╭─ Task material

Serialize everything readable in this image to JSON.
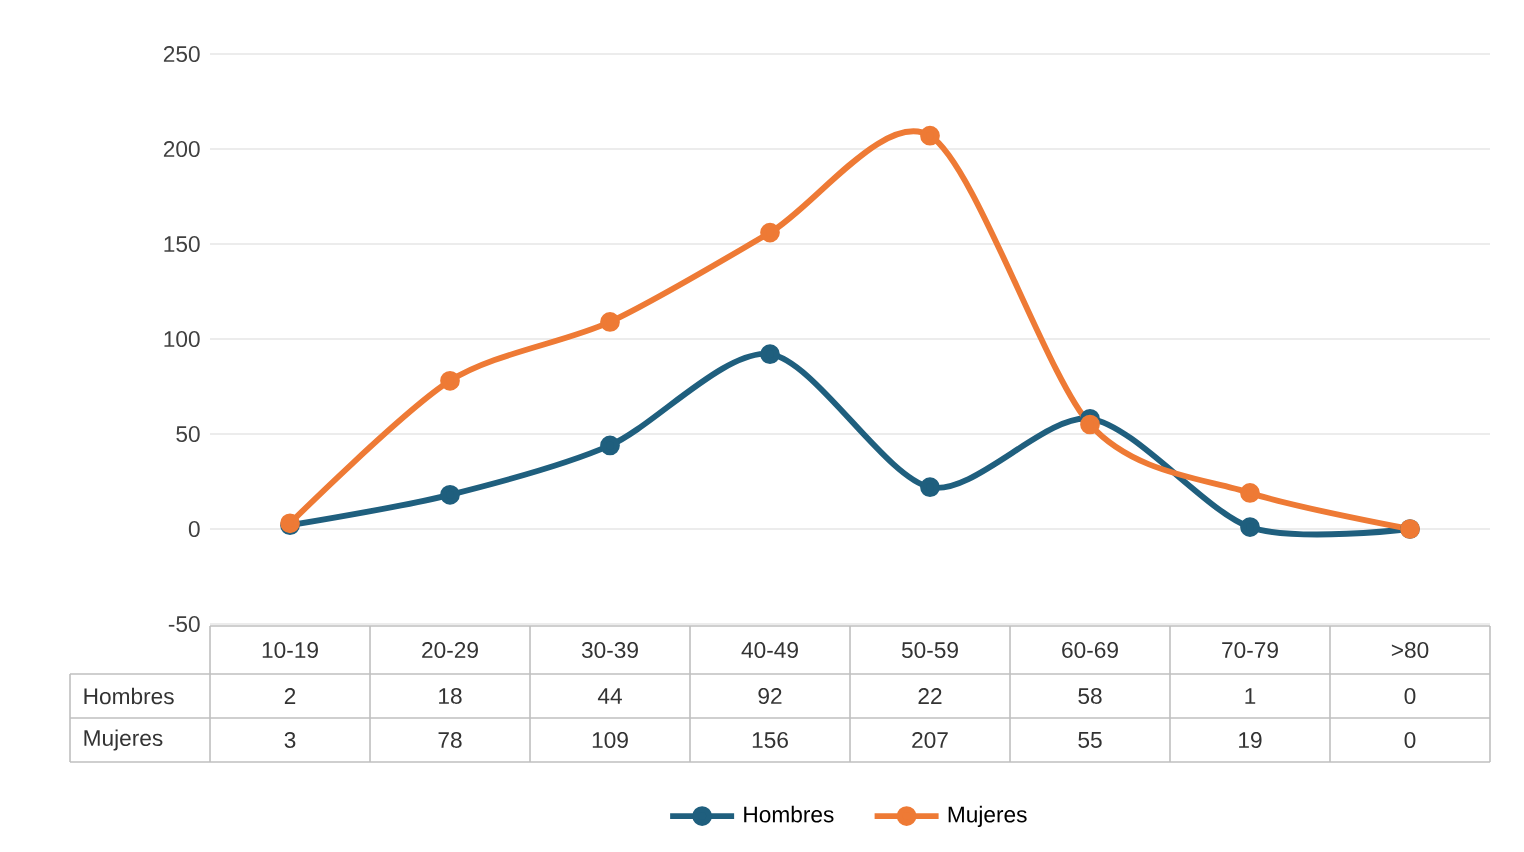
{
  "chart_data": {
    "type": "line",
    "categories": [
      "10-19",
      "20-29",
      "30-39",
      "40-49",
      "50-59",
      "60-69",
      "70-79",
      ">80"
    ],
    "series": [
      {
        "name": "Hombres",
        "color": "#1f5f7e",
        "values": [
          2,
          18,
          44,
          92,
          22,
          58,
          1,
          0
        ]
      },
      {
        "name": "Mujeres",
        "color": "#ee7a35",
        "values": [
          3,
          78,
          109,
          156,
          207,
          55,
          19,
          0
        ]
      }
    ],
    "ylim": [
      -50,
      250
    ],
    "yticks": [
      -50,
      0,
      50,
      100,
      150,
      200,
      250
    ],
    "grid": "y",
    "legend": "bottom",
    "marker": "circle",
    "line_style": "solid",
    "data_labels": true
  }
}
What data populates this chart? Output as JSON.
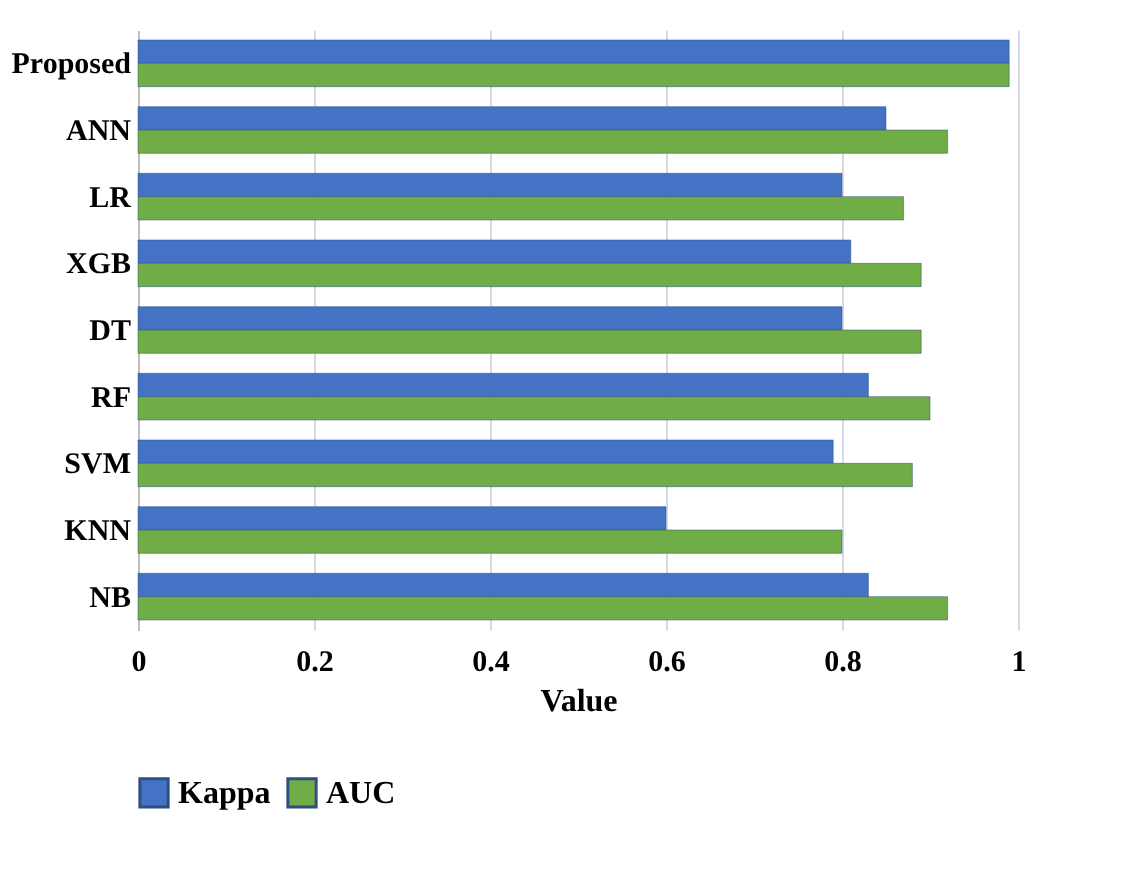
{
  "chart_data": {
    "type": "bar",
    "orientation": "horizontal",
    "xlabel": "Value",
    "categories": [
      "Proposed",
      "ANN",
      "LR",
      "XGB",
      "DT",
      "RF",
      "SVM",
      "KNN",
      "NB"
    ],
    "series": [
      {
        "name": "Kappa",
        "color": "#4472c4",
        "values": [
          0.99,
          0.85,
          0.8,
          0.81,
          0.8,
          0.83,
          0.79,
          0.6,
          0.83
        ]
      },
      {
        "name": "AUC",
        "color": "#70ad47",
        "values": [
          0.99,
          0.92,
          0.87,
          0.89,
          0.89,
          0.9,
          0.88,
          0.8,
          0.92
        ]
      }
    ],
    "xlim": [
      0,
      1
    ],
    "xticks": [
      0,
      0.2,
      0.4,
      0.6,
      0.8,
      1
    ],
    "grid": "x",
    "legend": "bottom"
  }
}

╰─

Goal of the exercise: Repeat all of the records verbatim, leaving out the pictures.

Task output:
Serialize everything readable in this image to JSON.
{
  "chart_data": {
    "type": "line",
    "categories": [
      "10-19",
      "20-29",
      "30-39",
      "40-49",
      "50-59",
      "60-69",
      "70-79",
      ">80"
    ],
    "series": [
      {
        "name": "Hombres",
        "color": "#1f5f7e",
        "values": [
          2,
          18,
          44,
          92,
          22,
          58,
          1,
          0
        ]
      },
      {
        "name": "Mujeres",
        "color": "#ee7a35",
        "values": [
          3,
          78,
          109,
          156,
          207,
          55,
          19,
          0
        ]
      }
    ],
    "ylim": [
      -50,
      250
    ],
    "yticks": [
      -50,
      0,
      50,
      100,
      150,
      200,
      250
    ],
    "grid": "y",
    "legend": "bottom",
    "marker": "circle",
    "line_style": "solid",
    "data_labels": true
  }
}
What data populates this chart? Output as JSON.
{
  "chart_data": {
    "type": "bar",
    "orientation": "horizontal",
    "xlabel": "Value",
    "categories": [
      "Proposed",
      "ANN",
      "LR",
      "XGB",
      "DT",
      "RF",
      "SVM",
      "KNN",
      "NB"
    ],
    "series": [
      {
        "name": "Kappa",
        "color": "#4472c4",
        "values": [
          0.99,
          0.85,
          0.8,
          0.81,
          0.8,
          0.83,
          0.79,
          0.6,
          0.83
        ]
      },
      {
        "name": "AUC",
        "color": "#70ad47",
        "values": [
          0.99,
          0.92,
          0.87,
          0.89,
          0.89,
          0.9,
          0.88,
          0.8,
          0.92
        ]
      }
    ],
    "xlim": [
      0,
      1
    ],
    "xticks": [
      0,
      0.2,
      0.4,
      0.6,
      0.8,
      1
    ],
    "grid": "x",
    "legend": "bottom"
  }
}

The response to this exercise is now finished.